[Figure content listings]
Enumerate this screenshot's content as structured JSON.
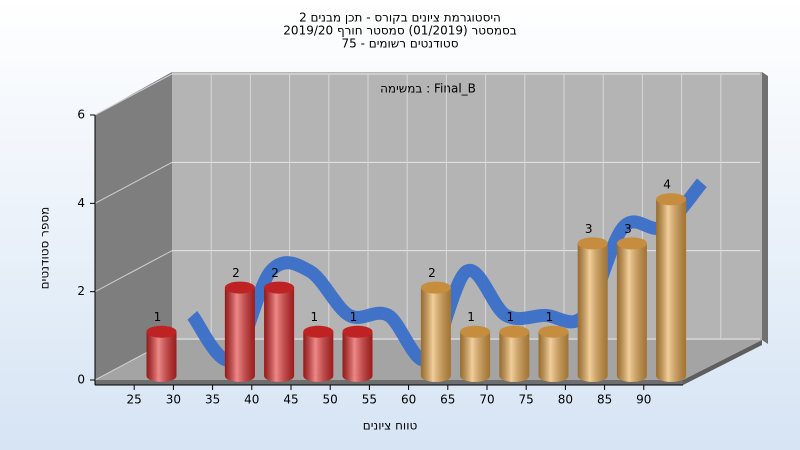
{
  "chart_data": {
    "type": "histogram",
    "title_lines": [
      "היסטוגרמת ציונים בקורס - תכן מבנים 2",
      "בסמסטר  (01/2019)  סמסטר חורף 2019/20",
      "סטודנטים רשומים - 75"
    ],
    "annotation": "במשימה : Final_B",
    "x_label": "טווח ציונים",
    "y_label": "מספר סטודנטים",
    "bins": [
      25,
      30,
      35,
      40,
      45,
      50,
      55,
      60,
      65,
      70,
      75,
      80,
      85,
      90,
      95
    ],
    "values": [
      1,
      0,
      2,
      2,
      1,
      1,
      0,
      2,
      1,
      1,
      1,
      3,
      3,
      4
    ],
    "colors": [
      "#e02828",
      "#e02828",
      "#e02828",
      "#e02828",
      "#e02828",
      "#e02828",
      "#e02828",
      "#e8a648",
      "#e8a648",
      "#e8a648",
      "#e8a648",
      "#e8a648",
      "#e8a648",
      "#e8a648"
    ],
    "trend_color": "#3a6fc8",
    "xlim": [
      20,
      95
    ],
    "xticks": [
      25,
      30,
      35,
      40,
      45,
      50,
      55,
      60,
      65,
      70,
      75,
      80,
      85,
      90
    ],
    "ylim": [
      0,
      6
    ],
    "yticks": [
      0,
      2,
      4,
      6
    ],
    "grid": true
  }
}
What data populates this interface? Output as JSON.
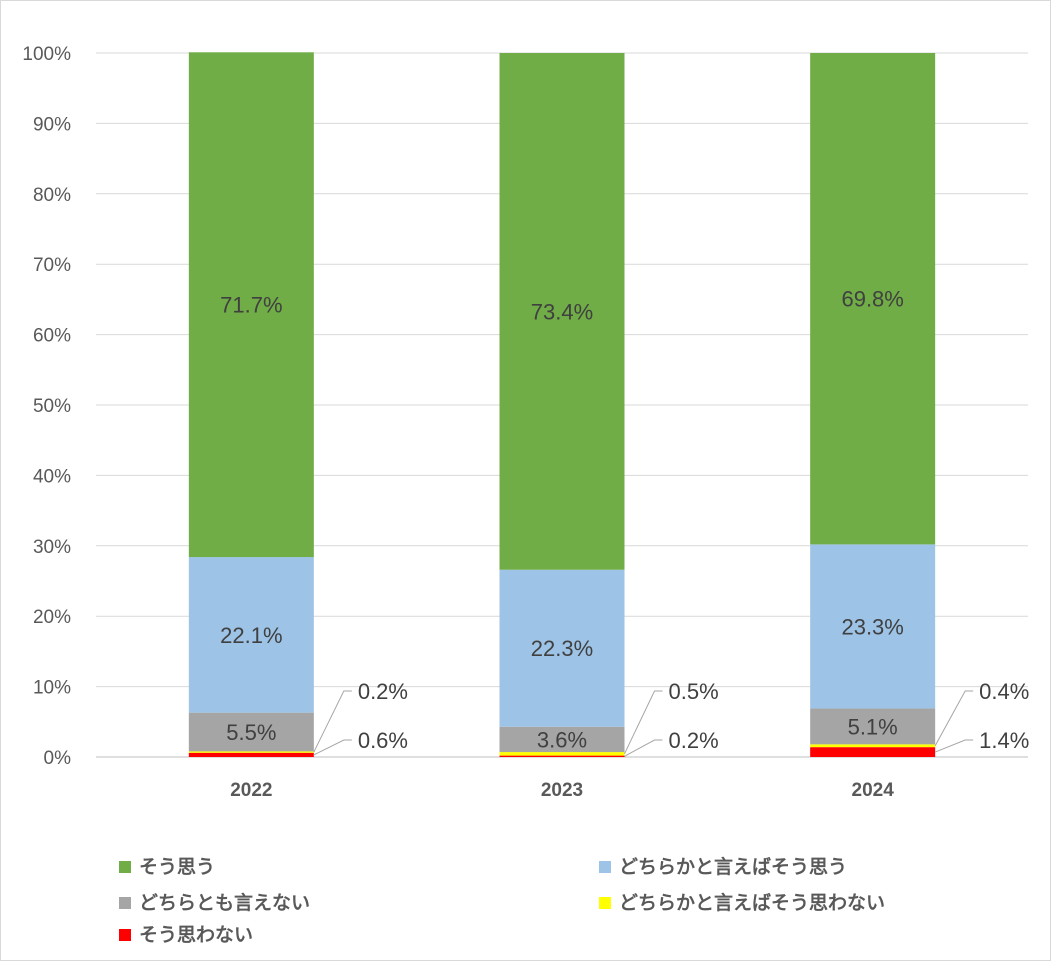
{
  "chart_data": {
    "type": "bar",
    "stacked": true,
    "percent": true,
    "categories": [
      "2022",
      "2023",
      "2024"
    ],
    "series": [
      {
        "name": "そう思わない",
        "color": "#ff0000",
        "values": [
          0.6,
          0.2,
          1.4
        ],
        "labels": [
          "0.6%",
          "0.2%",
          "1.4%"
        ],
        "callout": true
      },
      {
        "name": "どちらかと言えばそう思わない",
        "color": "#ffff00",
        "values": [
          0.2,
          0.5,
          0.4
        ],
        "labels": [
          "0.2%",
          "0.5%",
          "0.4%"
        ],
        "callout": true
      },
      {
        "name": "どちらとも言えない",
        "color": "#a5a5a5",
        "values": [
          5.5,
          3.6,
          5.1
        ],
        "labels": [
          "5.5%",
          "3.6%",
          "5.1%"
        ]
      },
      {
        "name": "どちらかと言えばそう思う",
        "color": "#9dc3e6",
        "values": [
          22.1,
          22.3,
          23.3
        ],
        "labels": [
          "22.1%",
          "22.3%",
          "23.3%"
        ]
      },
      {
        "name": "そう思う",
        "color": "#70ad47",
        "values": [
          71.7,
          73.4,
          69.8
        ],
        "labels": [
          "71.7%",
          "73.4%",
          "69.8%"
        ]
      }
    ],
    "ylim": [
      0,
      100
    ],
    "yticks": [
      "0%",
      "10%",
      "20%",
      "30%",
      "40%",
      "50%",
      "60%",
      "70%",
      "80%",
      "90%",
      "100%"
    ],
    "grid": true,
    "legend_position": "bottom",
    "legend_order": [
      "そう思う",
      "どちらかと言えばそう思う",
      "どちらとも言えない",
      "どちらかと言えばそう思わない",
      "そう思わない"
    ]
  }
}
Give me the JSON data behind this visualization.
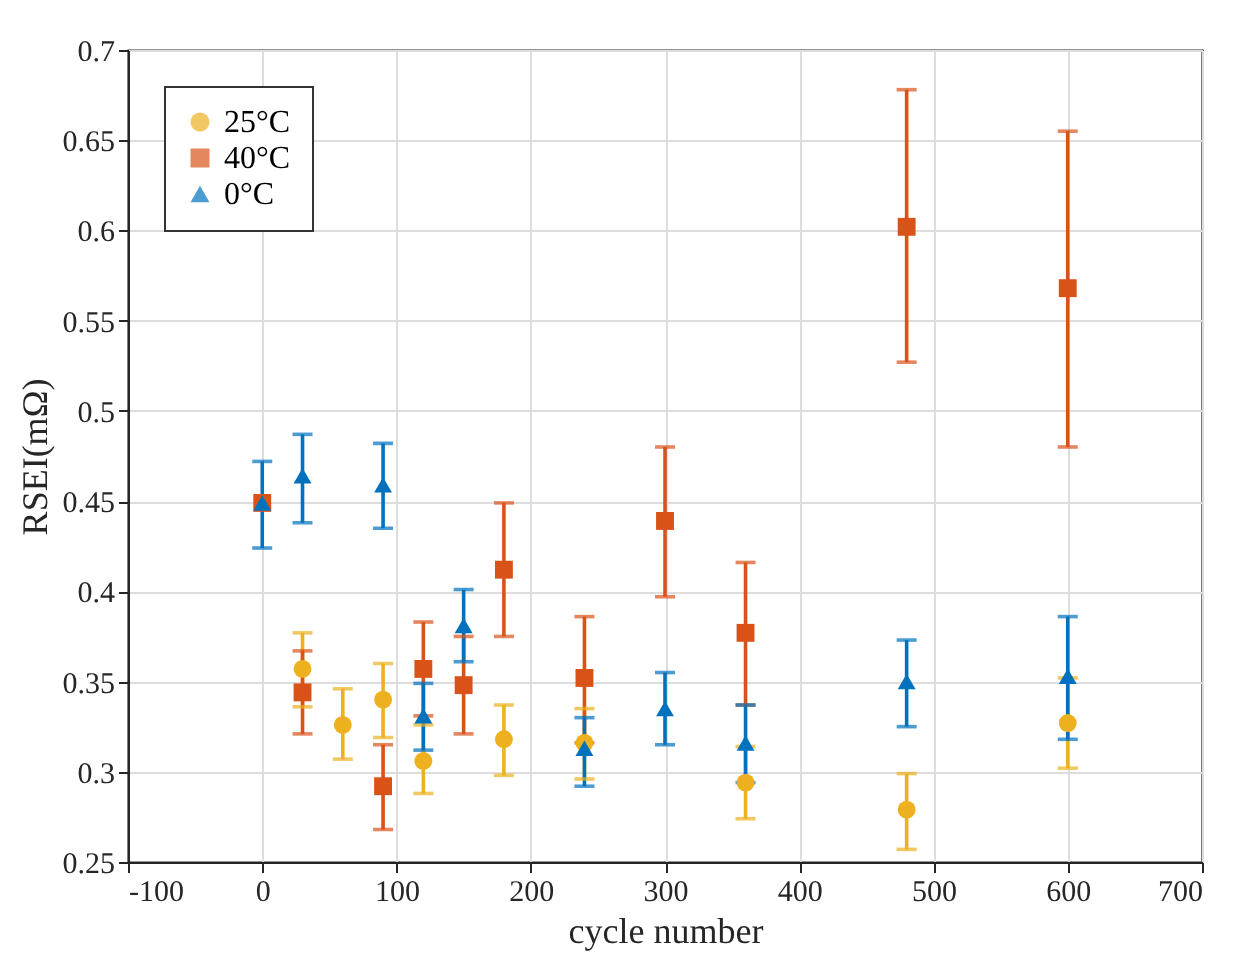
{
  "chart_data": {
    "type": "scatter",
    "xlabel": "cycle number",
    "ylabel": "RSEI(mΩ)",
    "xlim": [
      -100,
      700
    ],
    "xticks": [
      -100,
      0,
      100,
      200,
      300,
      400,
      500,
      600,
      700
    ],
    "ylim": [
      0.25,
      0.7
    ],
    "yticks": [
      0.25,
      0.3,
      0.35,
      0.4,
      0.45,
      0.5,
      0.55,
      0.6,
      0.65,
      0.7
    ],
    "grid": true,
    "legend": "top left",
    "series": [
      {
        "name": "25°C",
        "color": "#edb120",
        "marker": "circle",
        "x": [
          30,
          60,
          90,
          120,
          180,
          240,
          360,
          480,
          600
        ],
        "values": [
          0.357,
          0.326,
          0.34,
          0.306,
          0.318,
          0.316,
          0.294,
          0.279,
          0.327
        ],
        "errors": [
          [
            0.336,
            0.377
          ],
          [
            0.307,
            0.346
          ],
          [
            0.319,
            0.36
          ],
          [
            0.288,
            0.326
          ],
          [
            0.298,
            0.337
          ],
          [
            0.296,
            0.335
          ],
          [
            0.274,
            0.314
          ],
          [
            0.257,
            0.299
          ],
          [
            0.302,
            0.352
          ]
        ]
      },
      {
        "name": "40°C",
        "color": "#d95319",
        "marker": "square",
        "x": [
          0,
          30,
          90,
          120,
          150,
          180,
          240,
          300,
          360,
          480,
          600
        ],
        "values": [
          0.449,
          0.344,
          0.292,
          0.357,
          0.348,
          0.412,
          0.352,
          0.439,
          0.377,
          0.602,
          0.568
        ],
        "errors": [
          null,
          [
            0.321,
            0.367
          ],
          [
            0.268,
            0.315
          ],
          [
            0.331,
            0.383
          ],
          [
            0.321,
            0.375
          ],
          [
            0.375,
            0.449
          ],
          [
            0.316,
            0.386
          ],
          [
            0.397,
            0.48
          ],
          [
            0.337,
            0.416
          ],
          [
            0.527,
            0.678
          ],
          [
            0.48,
            0.655
          ]
        ]
      },
      {
        "name": "0°C",
        "color": "#0072bd",
        "marker": "triangle",
        "x": [
          0,
          30,
          90,
          120,
          150,
          240,
          300,
          360,
          480,
          600
        ],
        "values": [
          0.449,
          0.464,
          0.459,
          0.331,
          0.381,
          0.313,
          0.335,
          0.316,
          0.35,
          0.353
        ],
        "errors": [
          [
            0.424,
            0.472
          ],
          [
            0.438,
            0.487
          ],
          [
            0.435,
            0.482
          ],
          [
            0.312,
            0.349
          ],
          [
            0.361,
            0.401
          ],
          [
            0.292,
            0.33
          ],
          [
            0.315,
            0.355
          ],
          [
            0.294,
            0.337
          ],
          [
            0.325,
            0.373
          ],
          [
            0.318,
            0.386
          ]
        ]
      }
    ]
  }
}
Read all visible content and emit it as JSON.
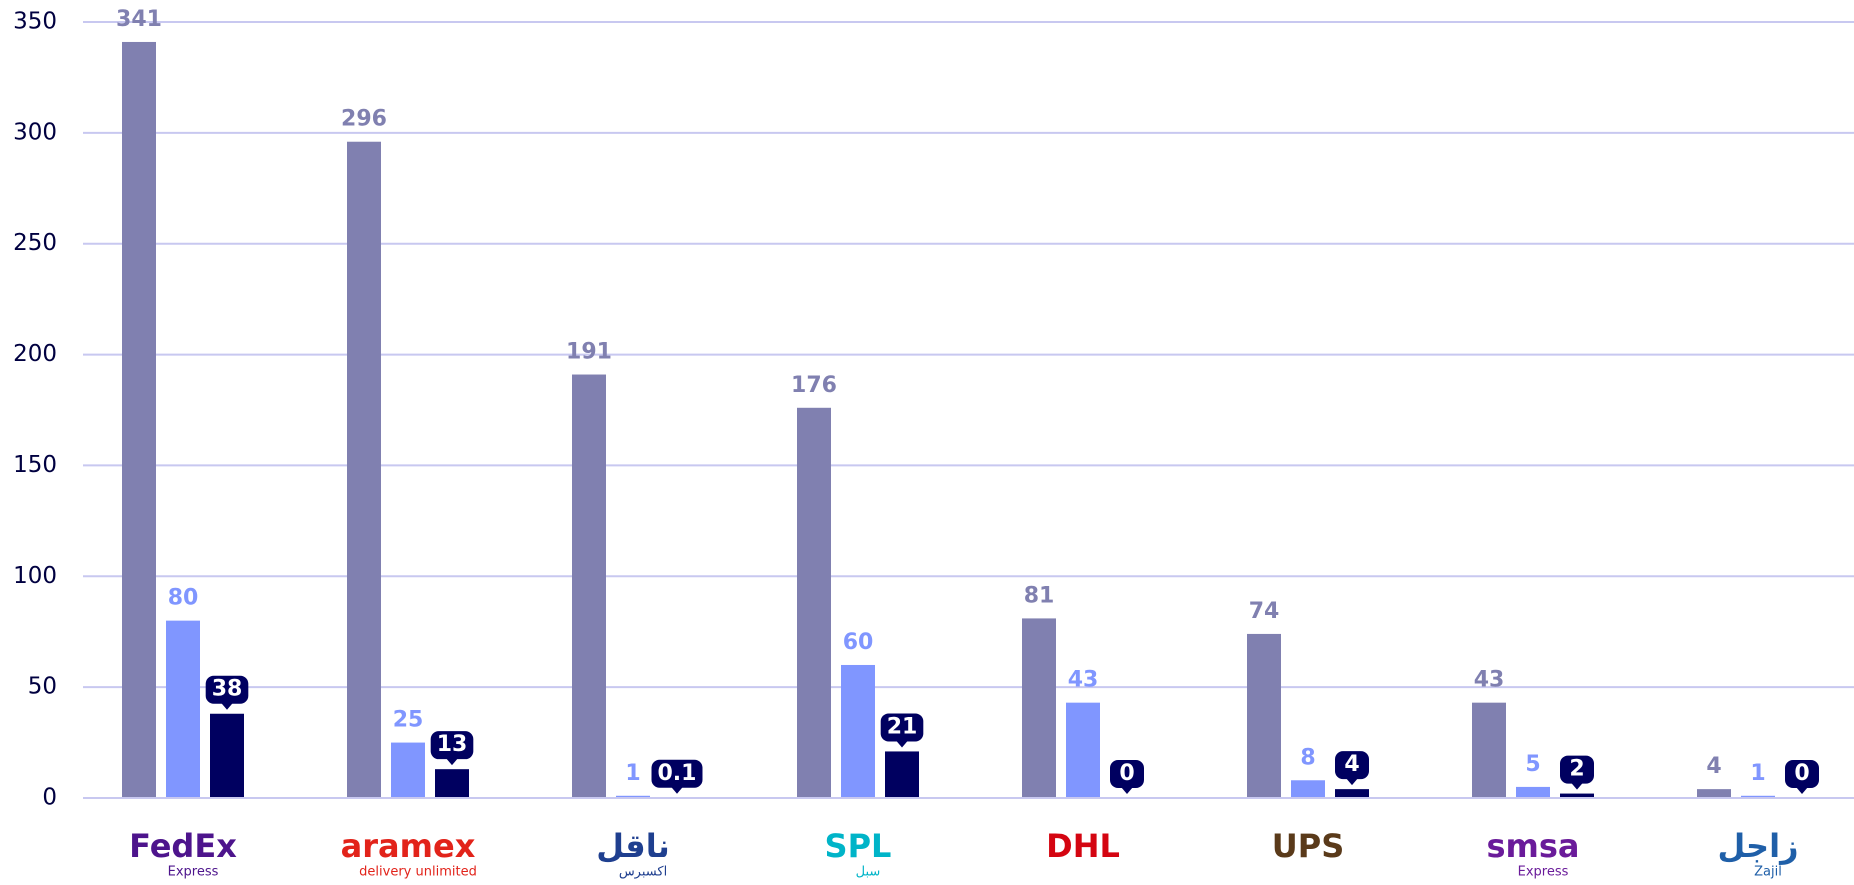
{
  "chart_data": {
    "type": "bar",
    "categories": [
      "FedEx",
      "aramex",
      "ناقل",
      "SPL",
      "DHL",
      "UPS",
      "smsa",
      "زاجل"
    ],
    "category_sublabels": [
      "Express",
      "delivery unlimited",
      "اكسبرس",
      "سبل",
      null,
      null,
      "Express",
      "Zajil"
    ],
    "category_colors": [
      "#4d148c",
      "#e2231a",
      "#1f3f8f",
      "#00b4c8",
      "#d40511",
      "#5a3a1a",
      "#6a1b9a",
      "#1f5fa8"
    ],
    "series": [
      {
        "color": "#8080b0",
        "values": [
          341,
          296,
          191,
          176,
          81,
          74,
          43,
          4
        ]
      },
      {
        "color": "#8096ff",
        "values": [
          80,
          25,
          1,
          60,
          43,
          8,
          5,
          1
        ]
      },
      {
        "color": "#000060",
        "values": [
          38,
          13,
          0.1,
          21,
          0,
          4,
          2,
          0
        ]
      }
    ],
    "ylim": [
      0,
      350
    ],
    "yticks": [
      0,
      50,
      100,
      150,
      200,
      250,
      300,
      350
    ],
    "grid": true
  }
}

§ **Task prompt**
Quote every entry exactly, with the pictures omitted.

§ **Exercise solution**
Enumerate this screenshot's content as structured JSON.
{
  "chart_data": {
    "type": "histogram",
    "title_lines": [
      "היסטוגרמת ציונים בקורס - תכן מבנים 2",
      "בסמסטר  (01/2019)  סמסטר חורף 2019/20",
      "סטודנטים רשומים - 75"
    ],
    "annotation": "במשימה : Final_B",
    "x_label": "טווח ציונים",
    "y_label": "מספר סטודנטים",
    "bins": [
      25,
      30,
      35,
      40,
      45,
      50,
      55,
      60,
      65,
      70,
      75,
      80,
      85,
      90,
      95
    ],
    "values": [
      1,
      0,
      2,
      2,
      1,
      1,
      0,
      2,
      1,
      1,
      1,
      3,
      3,
      4
    ],
    "colors": [
      "#e02828",
      "#e02828",
      "#e02828",
      "#e02828",
      "#e02828",
      "#e02828",
      "#e02828",
      "#e8a648",
      "#e8a648",
      "#e8a648",
      "#e8a648",
      "#e8a648",
      "#e8a648",
      "#e8a648"
    ],
    "trend_color": "#3a6fc8",
    "xlim": [
      20,
      95
    ],
    "xticks": [
      25,
      30,
      35,
      40,
      45,
      50,
      55,
      60,
      65,
      70,
      75,
      80,
      85,
      90
    ],
    "ylim": [
      0,
      6
    ],
    "yticks": [
      0,
      2,
      4,
      6
    ],
    "grid": true
  }
}
What data populates this interface? Output as JSON.
{
  "chart_data": {
    "type": "bar",
    "stacked": true,
    "percent": true,
    "categories": [
      "2022",
      "2023",
      "2024"
    ],
    "series": [
      {
        "name": "そう思わない",
        "color": "#ff0000",
        "values": [
          0.6,
          0.2,
          1.4
        ],
        "labels": [
          "0.6%",
          "0.2%",
          "1.4%"
        ],
        "callout": true
      },
      {
        "name": "どちらかと言えばそう思わない",
        "color": "#ffff00",
        "values": [
          0.2,
          0.5,
          0.4
        ],
        "labels": [
          "0.2%",
          "0.5%",
          "0.4%"
        ],
        "callout": true
      },
      {
        "name": "どちらとも言えない",
        "color": "#a5a5a5",
        "values": [
          5.5,
          3.6,
          5.1
        ],
        "labels": [
          "5.5%",
          "3.6%",
          "5.1%"
        ]
      },
      {
        "name": "どちらかと言えばそう思う",
        "color": "#9dc3e6",
        "values": [
          22.1,
          22.3,
          23.3
        ],
        "labels": [
          "22.1%",
          "22.3%",
          "23.3%"
        ]
      },
      {
        "name": "そう思う",
        "color": "#70ad47",
        "values": [
          71.7,
          73.4,
          69.8
        ],
        "labels": [
          "71.7%",
          "73.4%",
          "69.8%"
        ]
      }
    ],
    "ylim": [
      0,
      100
    ],
    "yticks": [
      "0%",
      "10%",
      "20%",
      "30%",
      "40%",
      "50%",
      "60%",
      "70%",
      "80%",
      "90%",
      "100%"
    ],
    "grid": true,
    "legend_position": "bottom",
    "legend_order": [
      "そう思う",
      "どちらかと言えばそう思う",
      "どちらとも言えない",
      "どちらかと言えばそう思わない",
      "そう思わない"
    ]
  }
}
Give me the JSON data behind this visualization.
{
  "chart_data": {
    "type": "scatter",
    "xlabel": "cycle number",
    "ylabel": "RSEI(mΩ)",
    "xlim": [
      -100,
      700
    ],
    "xticks": [
      -100,
      0,
      100,
      200,
      300,
      400,
      500,
      600,
      700
    ],
    "ylim": [
      0.25,
      0.7
    ],
    "yticks": [
      0.25,
      0.3,
      0.35,
      0.4,
      0.45,
      0.5,
      0.55,
      0.6,
      0.65,
      0.7
    ],
    "grid": true,
    "legend": "top left",
    "series": [
      {
        "name": "25°C",
        "color": "#edb120",
        "marker": "circle",
        "x": [
          30,
          60,
          90,
          120,
          180,
          240,
          360,
          480,
          600
        ],
        "values": [
          0.357,
          0.326,
          0.34,
          0.306,
          0.318,
          0.316,
          0.294,
          0.279,
          0.327
        ],
        "errors": [
          [
            0.336,
            0.377
          ],
          [
            0.307,
            0.346
          ],
          [
            0.319,
            0.36
          ],
          [
            0.288,
            0.326
          ],
          [
            0.298,
            0.337
          ],
          [
            0.296,
            0.335
          ],
          [
            0.274,
            0.314
          ],
          [
            0.257,
            0.299
          ],
          [
            0.302,
            0.352
          ]
        ]
      },
      {
        "name": "40°C",
        "color": "#d95319",
        "marker": "square",
        "x": [
          0,
          30,
          90,
          120,
          150,
          180,
          240,
          300,
          360,
          480,
          600
        ],
        "values": [
          0.449,
          0.344,
          0.292,
          0.357,
          0.348,
          0.412,
          0.352,
          0.439,
          0.377,
          0.602,
          0.568
        ],
        "errors": [
          null,
          [
            0.321,
            0.367
          ],
          [
            0.268,
            0.315
          ],
          [
            0.331,
            0.383
          ],
          [
            0.321,
            0.375
          ],
          [
            0.375,
            0.449
          ],
          [
            0.316,
            0.386
          ],
          [
            0.397,
            0.48
          ],
          [
            0.337,
            0.416
          ],
          [
            0.527,
            0.678
          ],
          [
            0.48,
            0.655
          ]
        ]
      },
      {
        "name": "0°C",
        "color": "#0072bd",
        "marker": "triangle",
        "x": [
          0,
          30,
          90,
          120,
          150,
          240,
          300,
          360,
          480,
          600
        ],
        "values": [
          0.449,
          0.464,
          0.459,
          0.331,
          0.381,
          0.313,
          0.335,
          0.316,
          0.35,
          0.353
        ],
        "errors": [
          [
            0.424,
            0.472
          ],
          [
            0.438,
            0.487
          ],
          [
            0.435,
            0.482
          ],
          [
            0.312,
            0.349
          ],
          [
            0.361,
            0.401
          ],
          [
            0.292,
            0.33
          ],
          [
            0.315,
            0.355
          ],
          [
            0.294,
            0.337
          ],
          [
            0.325,
            0.373
          ],
          [
            0.318,
            0.386
          ]
        ]
      }
    ]
  }
}
Read all visible content and emit it as JSON.
{
  "chart_data": {
    "type": "bar",
    "categories": [
      "FedEx",
      "aramex",
      "ناقل",
      "SPL",
      "DHL",
      "UPS",
      "smsa",
      "زاجل"
    ],
    "category_sublabels": [
      "Express",
      "delivery unlimited",
      "اكسبرس",
      "سبل",
      null,
      null,
      "Express",
      "Zajil"
    ],
    "category_colors": [
      "#4d148c",
      "#e2231a",
      "#1f3f8f",
      "#00b4c8",
      "#d40511",
      "#5a3a1a",
      "#6a1b9a",
      "#1f5fa8"
    ],
    "series": [
      {
        "color": "#8080b0",
        "values": [
          341,
          296,
          191,
          176,
          81,
          74,
          43,
          4
        ]
      },
      {
        "color": "#8096ff",
        "values": [
          80,
          25,
          1,
          60,
          43,
          8,
          5,
          1
        ]
      },
      {
        "color": "#000060",
        "values": [
          38,
          13,
          0.1,
          21,
          0,
          4,
          2,
          0
        ]
      }
    ],
    "ylim": [
      0,
      350
    ],
    "yticks": [
      0,
      50,
      100,
      150,
      200,
      250,
      300,
      350
    ],
    "grid": true
  }
}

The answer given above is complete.